§ PROBLEM DESCRIPTION: Exactly the lines from the line that has "What text is on this page?" through the final line below are to be retyped, and the pictures are not.

-- begin ENTRIES SUPPLIED --

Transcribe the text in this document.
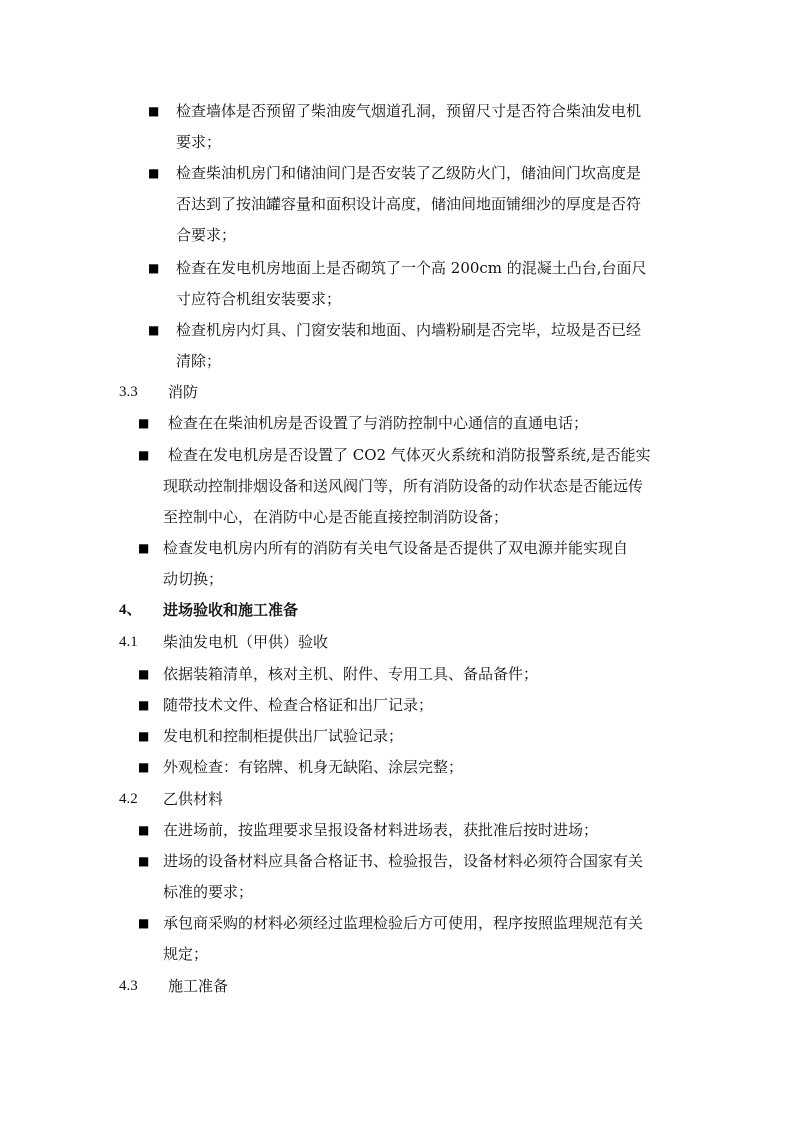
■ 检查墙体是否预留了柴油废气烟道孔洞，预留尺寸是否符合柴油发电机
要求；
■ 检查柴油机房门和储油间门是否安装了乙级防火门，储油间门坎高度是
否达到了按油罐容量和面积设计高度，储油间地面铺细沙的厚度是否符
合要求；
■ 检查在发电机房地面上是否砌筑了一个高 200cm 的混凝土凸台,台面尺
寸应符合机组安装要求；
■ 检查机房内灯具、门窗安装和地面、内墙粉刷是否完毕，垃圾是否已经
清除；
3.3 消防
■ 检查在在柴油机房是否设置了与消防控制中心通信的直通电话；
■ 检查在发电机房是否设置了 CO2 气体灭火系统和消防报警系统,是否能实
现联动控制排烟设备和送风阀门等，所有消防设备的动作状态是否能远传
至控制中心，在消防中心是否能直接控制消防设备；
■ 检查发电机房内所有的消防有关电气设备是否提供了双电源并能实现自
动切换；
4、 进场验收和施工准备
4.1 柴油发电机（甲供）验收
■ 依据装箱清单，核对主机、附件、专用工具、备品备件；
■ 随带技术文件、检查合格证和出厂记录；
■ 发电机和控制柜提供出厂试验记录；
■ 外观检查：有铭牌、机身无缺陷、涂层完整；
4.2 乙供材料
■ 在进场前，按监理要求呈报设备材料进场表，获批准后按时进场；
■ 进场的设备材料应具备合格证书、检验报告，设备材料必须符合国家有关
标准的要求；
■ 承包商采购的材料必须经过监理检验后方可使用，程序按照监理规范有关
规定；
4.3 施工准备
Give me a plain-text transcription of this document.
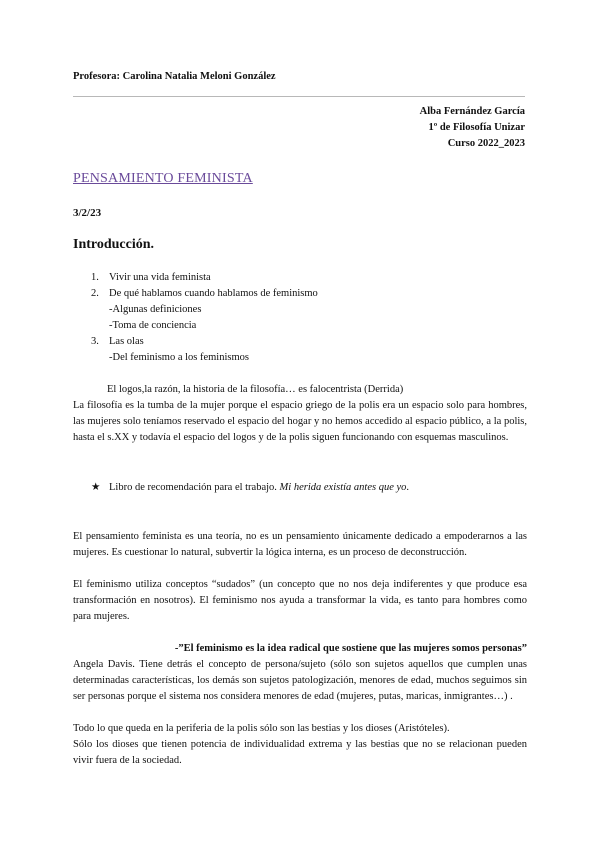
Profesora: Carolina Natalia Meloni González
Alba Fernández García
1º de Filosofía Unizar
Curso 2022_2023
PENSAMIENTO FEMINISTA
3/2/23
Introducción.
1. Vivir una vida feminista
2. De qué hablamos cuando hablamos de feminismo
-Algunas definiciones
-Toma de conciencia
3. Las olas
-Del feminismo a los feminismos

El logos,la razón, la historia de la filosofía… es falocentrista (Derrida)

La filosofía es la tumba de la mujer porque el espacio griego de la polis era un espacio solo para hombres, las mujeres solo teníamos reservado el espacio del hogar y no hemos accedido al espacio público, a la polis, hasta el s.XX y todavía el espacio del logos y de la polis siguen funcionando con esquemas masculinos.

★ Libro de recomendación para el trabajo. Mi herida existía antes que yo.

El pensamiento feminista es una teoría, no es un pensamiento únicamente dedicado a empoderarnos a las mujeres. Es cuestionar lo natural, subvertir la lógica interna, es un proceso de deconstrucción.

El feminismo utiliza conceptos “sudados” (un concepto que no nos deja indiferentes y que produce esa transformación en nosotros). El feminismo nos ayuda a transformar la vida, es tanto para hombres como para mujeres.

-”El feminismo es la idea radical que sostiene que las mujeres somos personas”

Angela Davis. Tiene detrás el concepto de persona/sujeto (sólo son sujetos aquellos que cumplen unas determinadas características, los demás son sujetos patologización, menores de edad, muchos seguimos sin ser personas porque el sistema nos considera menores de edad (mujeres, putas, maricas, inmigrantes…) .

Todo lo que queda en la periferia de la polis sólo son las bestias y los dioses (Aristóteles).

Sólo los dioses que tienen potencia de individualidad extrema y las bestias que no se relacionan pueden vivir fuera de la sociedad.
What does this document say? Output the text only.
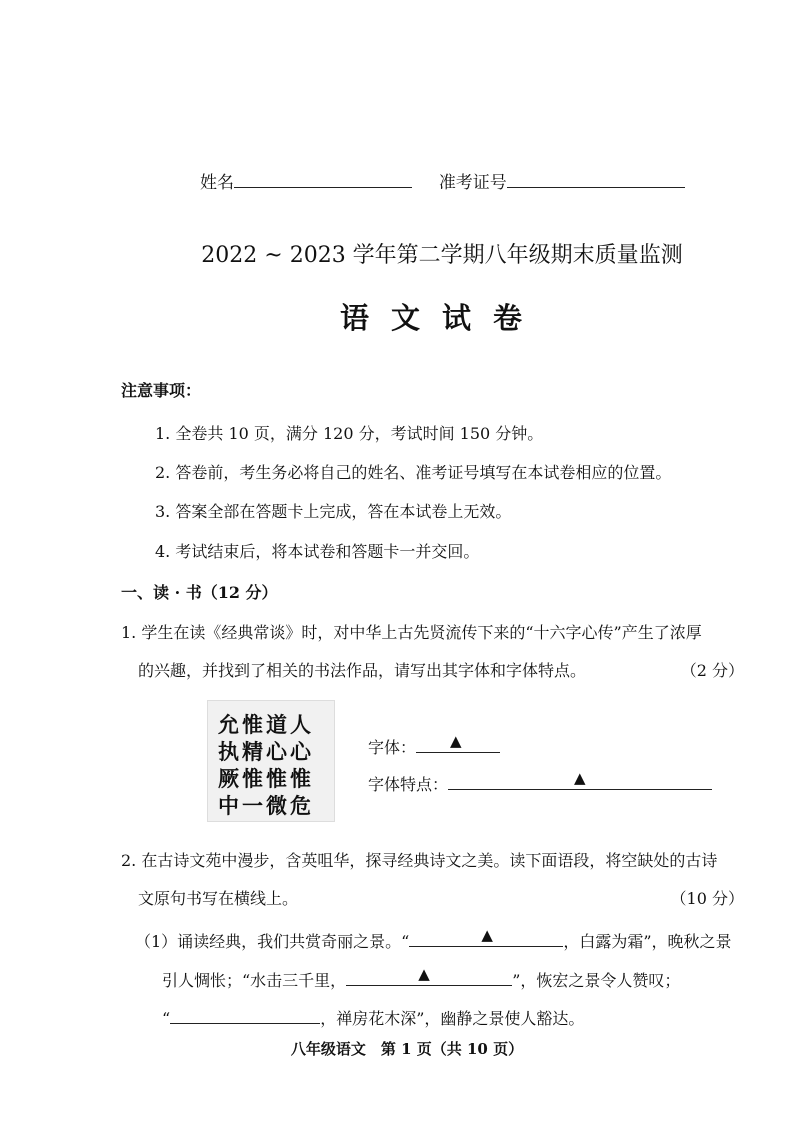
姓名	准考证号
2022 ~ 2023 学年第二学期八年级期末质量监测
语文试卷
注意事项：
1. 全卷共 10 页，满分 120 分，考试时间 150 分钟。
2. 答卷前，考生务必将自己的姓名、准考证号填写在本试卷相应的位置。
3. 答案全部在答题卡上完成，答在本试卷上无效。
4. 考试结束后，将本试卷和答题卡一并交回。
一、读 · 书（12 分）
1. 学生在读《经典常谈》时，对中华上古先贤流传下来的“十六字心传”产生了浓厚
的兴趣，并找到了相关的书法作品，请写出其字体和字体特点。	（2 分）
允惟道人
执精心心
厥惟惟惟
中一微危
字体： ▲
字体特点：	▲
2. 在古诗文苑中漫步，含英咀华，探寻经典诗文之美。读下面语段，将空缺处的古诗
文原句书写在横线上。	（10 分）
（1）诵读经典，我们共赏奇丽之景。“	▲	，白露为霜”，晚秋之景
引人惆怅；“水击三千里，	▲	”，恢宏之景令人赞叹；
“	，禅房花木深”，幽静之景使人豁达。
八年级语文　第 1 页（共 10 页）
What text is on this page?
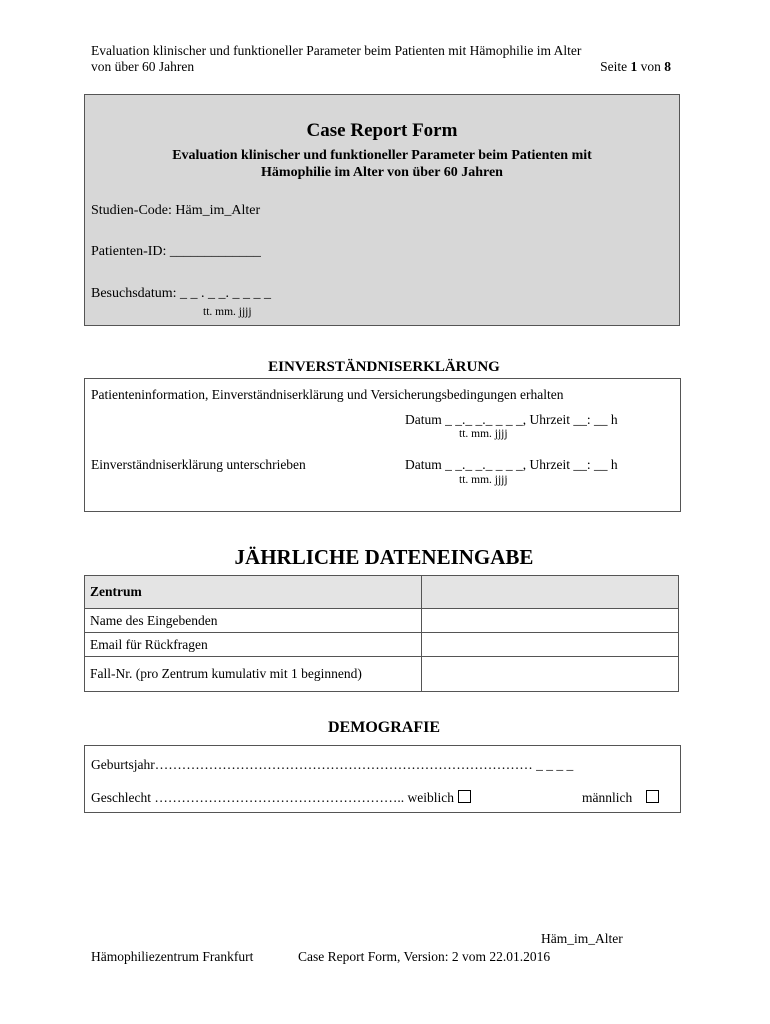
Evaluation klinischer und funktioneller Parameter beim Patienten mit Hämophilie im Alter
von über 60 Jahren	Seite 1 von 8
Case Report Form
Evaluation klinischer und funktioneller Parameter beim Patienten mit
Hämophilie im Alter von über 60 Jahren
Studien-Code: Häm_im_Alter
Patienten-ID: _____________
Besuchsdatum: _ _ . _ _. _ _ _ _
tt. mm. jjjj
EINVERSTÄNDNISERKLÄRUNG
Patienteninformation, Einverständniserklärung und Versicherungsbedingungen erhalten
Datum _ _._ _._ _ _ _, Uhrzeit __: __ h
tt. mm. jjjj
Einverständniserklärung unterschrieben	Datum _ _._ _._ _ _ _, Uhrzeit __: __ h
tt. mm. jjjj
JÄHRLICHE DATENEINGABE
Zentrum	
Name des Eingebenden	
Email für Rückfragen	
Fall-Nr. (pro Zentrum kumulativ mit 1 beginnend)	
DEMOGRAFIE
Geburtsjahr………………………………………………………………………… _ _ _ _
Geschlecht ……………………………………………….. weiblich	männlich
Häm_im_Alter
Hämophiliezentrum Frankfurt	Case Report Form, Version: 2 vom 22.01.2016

-- end ENTRIES SUPPLIED --

§ THE RESULT:
What text is on this page?
Evaluation klinischer und funktioneller Parameter beim Patienten mit Hämophilie im Alter
von über 60 Jahren	Seite 1 von 8
Case Report Form
Evaluation klinischer und funktioneller Parameter beim Patienten mit
Hämophilie im Alter von über 60 Jahren
Studien-Code: Häm_im_Alter
Patienten-ID: _____________
Besuchsdatum: _ _ . _ _. _ _ _ _
tt. mm. jjjj
EINVERSTÄNDNISERKLÄRUNG
Patienteninformation, Einverständniserklärung und Versicherungsbedingungen erhalten
Datum _ _._ _._ _ _ _, Uhrzeit __: __ h
tt. mm. jjjj
Einverständniserklärung unterschrieben	Datum _ _._ _._ _ _ _, Uhrzeit __: __ h
tt. mm. jjjj
JÄHRLICHE DATENEINGABE
Zentrum	
Name des Eingebenden	
Email für Rückfragen	
Fall-Nr. (pro Zentrum kumulativ mit 1 beginnend)	
DEMOGRAFIE
Geburtsjahr………………………………………………………………………… _ _ _ _
Geschlecht ……………………………………………….. weiblich	männlich
Häm_im_Alter
Hämophiliezentrum Frankfurt	Case Report Form, Version: 2 vom 22.01.2016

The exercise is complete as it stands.